### [Work to be completed]
Using the listing below, select the lines with the word "describing" and copy them.
** Start of Source records **
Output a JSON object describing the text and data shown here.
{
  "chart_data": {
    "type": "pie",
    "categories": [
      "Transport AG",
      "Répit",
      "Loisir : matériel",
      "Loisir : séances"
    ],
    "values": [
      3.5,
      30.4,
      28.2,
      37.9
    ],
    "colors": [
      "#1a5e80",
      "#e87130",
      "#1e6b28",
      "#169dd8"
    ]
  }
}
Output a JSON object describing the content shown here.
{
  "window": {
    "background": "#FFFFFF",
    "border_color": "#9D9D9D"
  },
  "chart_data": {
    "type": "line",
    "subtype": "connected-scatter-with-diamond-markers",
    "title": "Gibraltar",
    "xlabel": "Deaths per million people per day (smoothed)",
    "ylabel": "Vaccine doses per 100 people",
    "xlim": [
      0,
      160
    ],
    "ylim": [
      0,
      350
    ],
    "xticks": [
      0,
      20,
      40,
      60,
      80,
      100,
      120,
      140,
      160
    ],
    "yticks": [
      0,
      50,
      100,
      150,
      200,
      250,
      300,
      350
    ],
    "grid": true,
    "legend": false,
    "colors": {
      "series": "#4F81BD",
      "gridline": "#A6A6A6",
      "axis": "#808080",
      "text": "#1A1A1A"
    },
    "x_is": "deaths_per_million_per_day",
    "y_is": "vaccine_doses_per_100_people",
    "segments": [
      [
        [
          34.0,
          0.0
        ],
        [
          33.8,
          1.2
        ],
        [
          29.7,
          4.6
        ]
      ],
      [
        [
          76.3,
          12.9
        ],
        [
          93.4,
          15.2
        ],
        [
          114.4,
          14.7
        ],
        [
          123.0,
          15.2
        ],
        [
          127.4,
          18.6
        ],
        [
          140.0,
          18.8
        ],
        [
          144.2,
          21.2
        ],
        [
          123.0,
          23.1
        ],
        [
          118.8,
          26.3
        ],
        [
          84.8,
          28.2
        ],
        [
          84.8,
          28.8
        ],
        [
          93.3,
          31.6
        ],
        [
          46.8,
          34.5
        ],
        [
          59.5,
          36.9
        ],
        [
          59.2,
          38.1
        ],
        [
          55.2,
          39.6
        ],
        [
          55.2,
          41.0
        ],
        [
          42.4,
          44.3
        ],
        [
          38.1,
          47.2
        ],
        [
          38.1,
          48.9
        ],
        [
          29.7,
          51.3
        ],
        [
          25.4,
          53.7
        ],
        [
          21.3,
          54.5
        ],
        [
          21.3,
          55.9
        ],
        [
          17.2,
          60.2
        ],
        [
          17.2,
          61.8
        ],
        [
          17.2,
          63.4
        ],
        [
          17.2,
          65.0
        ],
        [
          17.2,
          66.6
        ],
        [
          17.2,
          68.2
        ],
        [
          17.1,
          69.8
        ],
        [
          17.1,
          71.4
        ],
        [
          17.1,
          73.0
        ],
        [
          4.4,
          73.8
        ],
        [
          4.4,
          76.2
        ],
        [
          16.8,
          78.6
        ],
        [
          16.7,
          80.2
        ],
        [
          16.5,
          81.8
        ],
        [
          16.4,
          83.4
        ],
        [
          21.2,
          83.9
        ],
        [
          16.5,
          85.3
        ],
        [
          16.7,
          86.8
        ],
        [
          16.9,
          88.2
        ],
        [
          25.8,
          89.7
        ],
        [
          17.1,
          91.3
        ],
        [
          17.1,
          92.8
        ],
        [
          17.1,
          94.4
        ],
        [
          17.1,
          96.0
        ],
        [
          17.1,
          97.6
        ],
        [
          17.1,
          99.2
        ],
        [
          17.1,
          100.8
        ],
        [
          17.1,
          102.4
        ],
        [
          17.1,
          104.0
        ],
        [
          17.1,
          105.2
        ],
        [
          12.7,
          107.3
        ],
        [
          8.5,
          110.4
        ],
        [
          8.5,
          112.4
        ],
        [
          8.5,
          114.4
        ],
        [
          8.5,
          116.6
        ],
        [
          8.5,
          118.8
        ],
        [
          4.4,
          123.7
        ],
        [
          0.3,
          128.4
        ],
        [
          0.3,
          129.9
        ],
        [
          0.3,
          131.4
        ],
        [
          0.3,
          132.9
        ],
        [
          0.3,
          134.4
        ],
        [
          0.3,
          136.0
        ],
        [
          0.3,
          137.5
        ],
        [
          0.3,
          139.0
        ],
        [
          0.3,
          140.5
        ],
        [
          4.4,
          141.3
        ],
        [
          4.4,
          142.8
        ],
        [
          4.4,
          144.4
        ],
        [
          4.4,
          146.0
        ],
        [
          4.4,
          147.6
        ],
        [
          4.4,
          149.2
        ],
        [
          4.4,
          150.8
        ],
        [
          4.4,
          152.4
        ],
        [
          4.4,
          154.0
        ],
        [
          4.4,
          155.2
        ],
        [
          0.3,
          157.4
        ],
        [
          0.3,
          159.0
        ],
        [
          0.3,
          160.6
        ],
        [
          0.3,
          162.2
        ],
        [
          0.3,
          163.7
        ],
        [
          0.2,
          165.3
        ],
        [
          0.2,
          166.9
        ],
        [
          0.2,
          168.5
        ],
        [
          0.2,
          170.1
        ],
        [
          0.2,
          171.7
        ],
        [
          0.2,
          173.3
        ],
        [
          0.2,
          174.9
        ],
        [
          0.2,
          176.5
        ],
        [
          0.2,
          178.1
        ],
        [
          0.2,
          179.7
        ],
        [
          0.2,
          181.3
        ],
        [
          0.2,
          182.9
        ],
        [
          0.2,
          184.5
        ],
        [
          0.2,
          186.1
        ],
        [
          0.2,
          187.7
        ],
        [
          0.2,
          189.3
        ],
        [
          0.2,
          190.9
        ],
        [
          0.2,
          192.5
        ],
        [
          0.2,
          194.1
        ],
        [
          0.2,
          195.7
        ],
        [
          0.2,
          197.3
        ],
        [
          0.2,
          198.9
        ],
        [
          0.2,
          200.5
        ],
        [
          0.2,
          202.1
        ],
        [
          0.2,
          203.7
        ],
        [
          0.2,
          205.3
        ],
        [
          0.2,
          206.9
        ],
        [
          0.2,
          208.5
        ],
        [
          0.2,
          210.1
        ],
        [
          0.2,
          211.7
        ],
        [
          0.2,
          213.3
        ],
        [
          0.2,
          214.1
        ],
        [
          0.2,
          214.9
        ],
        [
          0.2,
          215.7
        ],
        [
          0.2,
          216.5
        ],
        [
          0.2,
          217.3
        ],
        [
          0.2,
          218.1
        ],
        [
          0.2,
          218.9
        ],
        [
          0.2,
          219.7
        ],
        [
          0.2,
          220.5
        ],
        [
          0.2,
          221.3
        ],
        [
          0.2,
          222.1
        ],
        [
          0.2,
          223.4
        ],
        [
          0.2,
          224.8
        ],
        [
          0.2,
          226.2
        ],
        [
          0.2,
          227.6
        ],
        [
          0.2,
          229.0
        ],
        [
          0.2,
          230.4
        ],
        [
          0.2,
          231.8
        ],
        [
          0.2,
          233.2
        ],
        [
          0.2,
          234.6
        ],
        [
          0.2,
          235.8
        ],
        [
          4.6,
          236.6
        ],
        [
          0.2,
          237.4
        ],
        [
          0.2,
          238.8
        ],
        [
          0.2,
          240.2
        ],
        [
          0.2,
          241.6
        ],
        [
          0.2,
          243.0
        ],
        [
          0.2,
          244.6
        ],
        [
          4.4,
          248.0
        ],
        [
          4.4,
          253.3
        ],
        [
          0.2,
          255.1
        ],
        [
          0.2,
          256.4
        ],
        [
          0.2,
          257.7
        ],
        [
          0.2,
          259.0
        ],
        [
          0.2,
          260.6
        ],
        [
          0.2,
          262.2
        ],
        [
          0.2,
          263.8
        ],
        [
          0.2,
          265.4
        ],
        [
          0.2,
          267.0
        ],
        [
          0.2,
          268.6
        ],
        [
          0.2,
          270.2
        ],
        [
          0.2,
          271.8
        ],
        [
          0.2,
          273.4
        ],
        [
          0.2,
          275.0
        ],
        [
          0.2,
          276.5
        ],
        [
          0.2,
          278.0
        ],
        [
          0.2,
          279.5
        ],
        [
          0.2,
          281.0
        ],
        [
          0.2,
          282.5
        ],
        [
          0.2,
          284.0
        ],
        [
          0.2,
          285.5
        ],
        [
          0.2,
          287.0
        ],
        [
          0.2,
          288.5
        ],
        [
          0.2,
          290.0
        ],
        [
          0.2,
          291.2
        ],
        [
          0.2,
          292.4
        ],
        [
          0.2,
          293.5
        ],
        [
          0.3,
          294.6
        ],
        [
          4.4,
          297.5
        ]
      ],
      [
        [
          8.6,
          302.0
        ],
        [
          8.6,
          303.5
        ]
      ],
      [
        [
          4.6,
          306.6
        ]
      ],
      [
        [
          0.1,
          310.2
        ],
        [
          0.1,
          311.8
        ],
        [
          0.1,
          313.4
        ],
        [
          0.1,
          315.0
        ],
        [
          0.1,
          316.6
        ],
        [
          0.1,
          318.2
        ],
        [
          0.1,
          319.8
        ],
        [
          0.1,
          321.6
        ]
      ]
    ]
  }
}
** End of Source records **
### [Solution]
Output a JSON object describing the text and data shown here.
Output a JSON object describing the content shown here.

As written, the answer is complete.